Source records:

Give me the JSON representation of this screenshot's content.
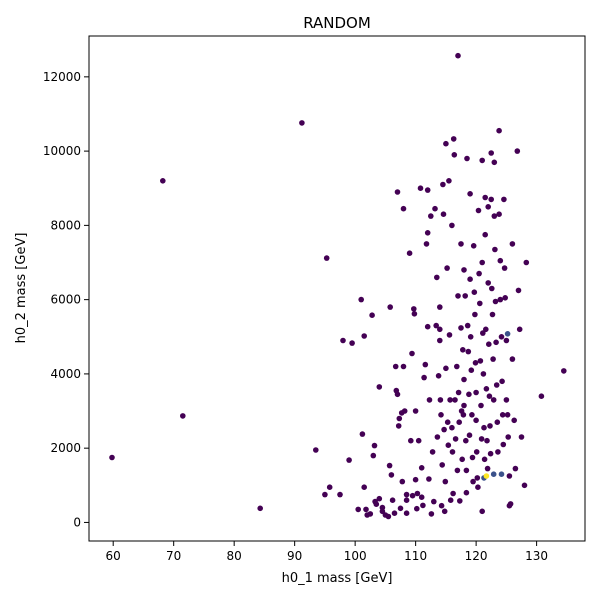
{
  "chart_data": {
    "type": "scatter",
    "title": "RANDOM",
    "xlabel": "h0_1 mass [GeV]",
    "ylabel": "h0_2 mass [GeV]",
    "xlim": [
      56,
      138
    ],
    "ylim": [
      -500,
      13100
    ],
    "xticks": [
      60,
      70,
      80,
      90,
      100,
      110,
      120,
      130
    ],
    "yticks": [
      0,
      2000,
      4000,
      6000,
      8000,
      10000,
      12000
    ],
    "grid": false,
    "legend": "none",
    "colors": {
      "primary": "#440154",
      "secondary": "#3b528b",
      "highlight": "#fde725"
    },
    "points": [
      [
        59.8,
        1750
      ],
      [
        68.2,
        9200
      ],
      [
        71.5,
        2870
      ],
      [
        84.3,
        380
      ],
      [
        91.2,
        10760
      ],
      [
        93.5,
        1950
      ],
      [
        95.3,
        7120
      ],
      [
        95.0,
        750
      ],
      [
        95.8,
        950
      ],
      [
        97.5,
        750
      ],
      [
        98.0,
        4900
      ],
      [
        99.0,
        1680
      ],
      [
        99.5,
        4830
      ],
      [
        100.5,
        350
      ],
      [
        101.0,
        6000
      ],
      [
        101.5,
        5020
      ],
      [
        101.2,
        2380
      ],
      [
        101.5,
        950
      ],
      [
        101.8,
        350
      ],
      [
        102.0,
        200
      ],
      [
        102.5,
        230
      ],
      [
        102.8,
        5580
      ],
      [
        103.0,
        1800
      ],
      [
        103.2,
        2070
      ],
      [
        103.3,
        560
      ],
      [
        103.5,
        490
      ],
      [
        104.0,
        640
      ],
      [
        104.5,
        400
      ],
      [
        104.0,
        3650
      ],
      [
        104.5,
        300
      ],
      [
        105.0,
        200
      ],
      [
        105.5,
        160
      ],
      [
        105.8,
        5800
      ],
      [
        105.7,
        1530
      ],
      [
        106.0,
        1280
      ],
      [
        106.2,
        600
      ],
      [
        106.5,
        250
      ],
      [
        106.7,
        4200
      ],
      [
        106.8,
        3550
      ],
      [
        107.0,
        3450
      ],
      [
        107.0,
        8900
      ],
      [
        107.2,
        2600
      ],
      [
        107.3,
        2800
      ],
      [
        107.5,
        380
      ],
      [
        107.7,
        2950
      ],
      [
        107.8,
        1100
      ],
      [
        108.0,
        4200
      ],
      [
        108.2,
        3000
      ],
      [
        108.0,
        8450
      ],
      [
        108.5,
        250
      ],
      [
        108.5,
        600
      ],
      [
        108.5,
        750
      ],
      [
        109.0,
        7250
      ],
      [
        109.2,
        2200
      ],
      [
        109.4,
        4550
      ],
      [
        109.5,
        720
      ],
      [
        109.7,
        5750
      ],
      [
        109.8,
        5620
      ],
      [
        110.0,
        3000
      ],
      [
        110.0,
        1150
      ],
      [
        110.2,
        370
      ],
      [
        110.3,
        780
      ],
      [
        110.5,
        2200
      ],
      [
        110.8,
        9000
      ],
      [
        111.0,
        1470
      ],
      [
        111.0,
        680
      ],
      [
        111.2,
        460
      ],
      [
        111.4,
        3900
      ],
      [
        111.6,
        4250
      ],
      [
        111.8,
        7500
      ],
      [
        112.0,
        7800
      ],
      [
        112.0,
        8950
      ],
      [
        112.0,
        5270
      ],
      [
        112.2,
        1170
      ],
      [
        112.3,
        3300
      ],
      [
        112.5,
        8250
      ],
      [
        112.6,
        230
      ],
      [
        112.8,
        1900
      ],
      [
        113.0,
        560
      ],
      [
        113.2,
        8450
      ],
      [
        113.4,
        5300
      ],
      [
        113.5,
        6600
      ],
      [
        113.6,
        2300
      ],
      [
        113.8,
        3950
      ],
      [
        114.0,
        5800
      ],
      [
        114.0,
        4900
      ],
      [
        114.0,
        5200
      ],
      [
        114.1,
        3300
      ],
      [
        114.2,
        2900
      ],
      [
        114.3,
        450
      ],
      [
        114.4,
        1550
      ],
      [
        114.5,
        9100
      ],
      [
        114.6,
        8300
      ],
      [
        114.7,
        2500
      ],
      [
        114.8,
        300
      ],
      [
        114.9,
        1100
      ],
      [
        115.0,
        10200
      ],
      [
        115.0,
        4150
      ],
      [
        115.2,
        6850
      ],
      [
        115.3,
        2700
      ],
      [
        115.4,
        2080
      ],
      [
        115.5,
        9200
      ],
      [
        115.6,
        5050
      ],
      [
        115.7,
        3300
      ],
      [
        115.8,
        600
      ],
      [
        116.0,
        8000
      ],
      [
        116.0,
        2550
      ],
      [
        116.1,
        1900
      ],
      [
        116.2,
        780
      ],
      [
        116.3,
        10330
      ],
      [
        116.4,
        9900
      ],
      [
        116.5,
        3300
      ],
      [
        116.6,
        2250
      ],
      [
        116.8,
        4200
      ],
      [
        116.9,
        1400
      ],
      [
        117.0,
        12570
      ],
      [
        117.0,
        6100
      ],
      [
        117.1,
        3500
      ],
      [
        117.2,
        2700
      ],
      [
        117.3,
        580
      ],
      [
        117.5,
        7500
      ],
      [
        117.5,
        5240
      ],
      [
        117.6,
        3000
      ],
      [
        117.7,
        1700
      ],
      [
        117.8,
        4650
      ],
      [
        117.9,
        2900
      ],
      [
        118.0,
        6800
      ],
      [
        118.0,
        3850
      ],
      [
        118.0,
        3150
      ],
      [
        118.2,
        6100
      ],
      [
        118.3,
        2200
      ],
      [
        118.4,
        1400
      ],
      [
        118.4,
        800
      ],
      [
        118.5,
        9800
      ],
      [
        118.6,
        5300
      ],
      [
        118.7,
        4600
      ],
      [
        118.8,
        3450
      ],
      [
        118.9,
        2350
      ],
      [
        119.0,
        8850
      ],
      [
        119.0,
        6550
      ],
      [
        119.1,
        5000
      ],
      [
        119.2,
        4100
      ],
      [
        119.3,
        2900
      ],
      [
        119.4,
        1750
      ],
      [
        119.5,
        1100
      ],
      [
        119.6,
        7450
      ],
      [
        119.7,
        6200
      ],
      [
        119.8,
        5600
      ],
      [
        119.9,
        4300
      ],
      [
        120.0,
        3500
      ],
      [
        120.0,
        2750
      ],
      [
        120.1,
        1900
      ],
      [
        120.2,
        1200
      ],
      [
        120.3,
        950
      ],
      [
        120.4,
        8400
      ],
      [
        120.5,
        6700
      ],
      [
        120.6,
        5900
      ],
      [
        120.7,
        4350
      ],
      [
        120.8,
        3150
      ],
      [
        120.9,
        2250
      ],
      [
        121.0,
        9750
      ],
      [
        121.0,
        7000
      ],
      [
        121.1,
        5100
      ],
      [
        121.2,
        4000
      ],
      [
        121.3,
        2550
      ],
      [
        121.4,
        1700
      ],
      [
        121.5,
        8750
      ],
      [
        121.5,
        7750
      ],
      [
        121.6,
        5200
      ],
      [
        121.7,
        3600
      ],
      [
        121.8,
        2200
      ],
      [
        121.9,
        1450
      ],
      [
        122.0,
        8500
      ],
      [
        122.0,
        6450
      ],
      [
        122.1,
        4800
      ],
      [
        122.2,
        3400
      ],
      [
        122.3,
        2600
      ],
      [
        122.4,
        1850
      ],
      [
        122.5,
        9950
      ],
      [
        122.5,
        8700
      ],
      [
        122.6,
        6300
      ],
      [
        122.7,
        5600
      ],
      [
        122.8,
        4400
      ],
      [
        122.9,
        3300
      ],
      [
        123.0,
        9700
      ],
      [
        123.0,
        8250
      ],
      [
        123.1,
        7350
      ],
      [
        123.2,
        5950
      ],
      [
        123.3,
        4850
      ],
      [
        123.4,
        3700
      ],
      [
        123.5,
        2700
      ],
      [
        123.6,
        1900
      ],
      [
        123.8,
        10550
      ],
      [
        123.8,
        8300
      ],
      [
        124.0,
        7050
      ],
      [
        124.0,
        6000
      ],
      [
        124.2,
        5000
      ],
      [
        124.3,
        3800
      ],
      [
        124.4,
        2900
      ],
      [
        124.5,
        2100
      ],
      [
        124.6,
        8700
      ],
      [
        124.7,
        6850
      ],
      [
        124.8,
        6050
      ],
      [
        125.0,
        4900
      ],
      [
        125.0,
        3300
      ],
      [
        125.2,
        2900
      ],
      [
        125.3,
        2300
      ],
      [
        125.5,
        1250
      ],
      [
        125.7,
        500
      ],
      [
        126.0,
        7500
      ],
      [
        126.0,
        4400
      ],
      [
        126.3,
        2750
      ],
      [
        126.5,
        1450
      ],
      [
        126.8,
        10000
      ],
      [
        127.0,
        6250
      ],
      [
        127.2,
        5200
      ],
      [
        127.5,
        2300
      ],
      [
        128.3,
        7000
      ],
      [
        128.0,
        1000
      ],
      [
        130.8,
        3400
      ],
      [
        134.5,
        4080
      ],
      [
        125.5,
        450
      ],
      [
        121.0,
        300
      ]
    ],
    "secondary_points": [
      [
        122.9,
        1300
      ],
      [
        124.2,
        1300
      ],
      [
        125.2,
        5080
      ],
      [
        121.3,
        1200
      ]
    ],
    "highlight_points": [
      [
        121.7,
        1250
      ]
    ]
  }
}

--

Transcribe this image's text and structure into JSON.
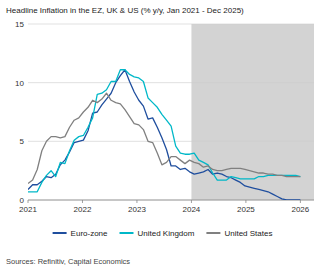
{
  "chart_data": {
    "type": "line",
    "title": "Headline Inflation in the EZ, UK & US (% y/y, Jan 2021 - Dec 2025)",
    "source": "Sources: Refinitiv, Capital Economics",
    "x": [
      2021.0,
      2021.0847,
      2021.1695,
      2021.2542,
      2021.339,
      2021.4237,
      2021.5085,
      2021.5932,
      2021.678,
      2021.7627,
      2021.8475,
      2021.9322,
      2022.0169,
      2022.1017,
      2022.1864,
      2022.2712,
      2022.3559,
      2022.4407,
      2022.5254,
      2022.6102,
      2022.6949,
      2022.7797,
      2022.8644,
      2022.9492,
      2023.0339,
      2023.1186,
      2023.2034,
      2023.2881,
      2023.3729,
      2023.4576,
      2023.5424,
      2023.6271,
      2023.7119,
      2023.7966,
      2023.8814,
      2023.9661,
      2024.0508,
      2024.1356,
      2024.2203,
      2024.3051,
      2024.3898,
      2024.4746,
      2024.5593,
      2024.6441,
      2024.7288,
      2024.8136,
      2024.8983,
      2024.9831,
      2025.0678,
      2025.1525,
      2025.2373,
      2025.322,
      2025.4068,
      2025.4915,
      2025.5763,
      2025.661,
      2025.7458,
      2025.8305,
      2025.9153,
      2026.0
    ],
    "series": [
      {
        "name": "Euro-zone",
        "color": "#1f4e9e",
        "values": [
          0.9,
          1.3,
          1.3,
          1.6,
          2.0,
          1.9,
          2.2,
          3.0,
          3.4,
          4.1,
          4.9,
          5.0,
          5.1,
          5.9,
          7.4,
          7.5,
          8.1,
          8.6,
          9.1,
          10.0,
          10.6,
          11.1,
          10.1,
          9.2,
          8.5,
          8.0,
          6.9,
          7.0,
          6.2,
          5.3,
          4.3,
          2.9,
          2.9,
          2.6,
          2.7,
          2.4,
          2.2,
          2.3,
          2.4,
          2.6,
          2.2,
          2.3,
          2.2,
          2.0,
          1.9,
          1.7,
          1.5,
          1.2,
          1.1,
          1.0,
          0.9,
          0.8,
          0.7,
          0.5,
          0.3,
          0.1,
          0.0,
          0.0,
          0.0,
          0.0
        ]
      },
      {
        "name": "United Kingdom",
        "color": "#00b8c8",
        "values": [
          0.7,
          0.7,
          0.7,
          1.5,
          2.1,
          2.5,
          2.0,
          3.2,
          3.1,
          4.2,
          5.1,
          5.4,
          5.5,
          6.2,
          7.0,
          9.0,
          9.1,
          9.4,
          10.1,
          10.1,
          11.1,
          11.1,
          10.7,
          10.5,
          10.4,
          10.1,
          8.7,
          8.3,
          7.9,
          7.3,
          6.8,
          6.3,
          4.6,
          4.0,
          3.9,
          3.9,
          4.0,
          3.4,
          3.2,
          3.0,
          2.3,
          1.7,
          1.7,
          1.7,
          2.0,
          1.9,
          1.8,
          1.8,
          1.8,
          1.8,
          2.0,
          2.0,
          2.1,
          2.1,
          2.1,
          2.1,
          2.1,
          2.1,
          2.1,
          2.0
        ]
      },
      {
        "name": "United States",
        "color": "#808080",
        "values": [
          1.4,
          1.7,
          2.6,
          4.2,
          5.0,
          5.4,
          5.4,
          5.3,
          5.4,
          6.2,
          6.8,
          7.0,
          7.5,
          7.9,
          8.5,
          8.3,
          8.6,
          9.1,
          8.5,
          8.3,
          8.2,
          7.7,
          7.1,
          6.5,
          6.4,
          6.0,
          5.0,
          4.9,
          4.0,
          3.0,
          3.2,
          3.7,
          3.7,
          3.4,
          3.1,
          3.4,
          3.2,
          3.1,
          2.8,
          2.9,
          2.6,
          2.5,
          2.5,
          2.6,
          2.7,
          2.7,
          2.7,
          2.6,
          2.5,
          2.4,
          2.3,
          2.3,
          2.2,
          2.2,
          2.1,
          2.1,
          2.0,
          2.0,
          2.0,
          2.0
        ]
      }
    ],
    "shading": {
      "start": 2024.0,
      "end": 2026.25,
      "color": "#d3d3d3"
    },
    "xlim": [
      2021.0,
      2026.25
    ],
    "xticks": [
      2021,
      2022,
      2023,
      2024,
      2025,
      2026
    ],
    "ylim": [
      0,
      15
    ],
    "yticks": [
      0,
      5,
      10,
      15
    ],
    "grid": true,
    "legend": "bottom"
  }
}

- **TASK PROMPT**: Filter the records for lines holding the string "mass". Copy each one.

- **TASK SOLUTION**:
    "xlabel": "h0_1 mass [GeV]",
    "ylabel": "h0_2 mass [GeV]",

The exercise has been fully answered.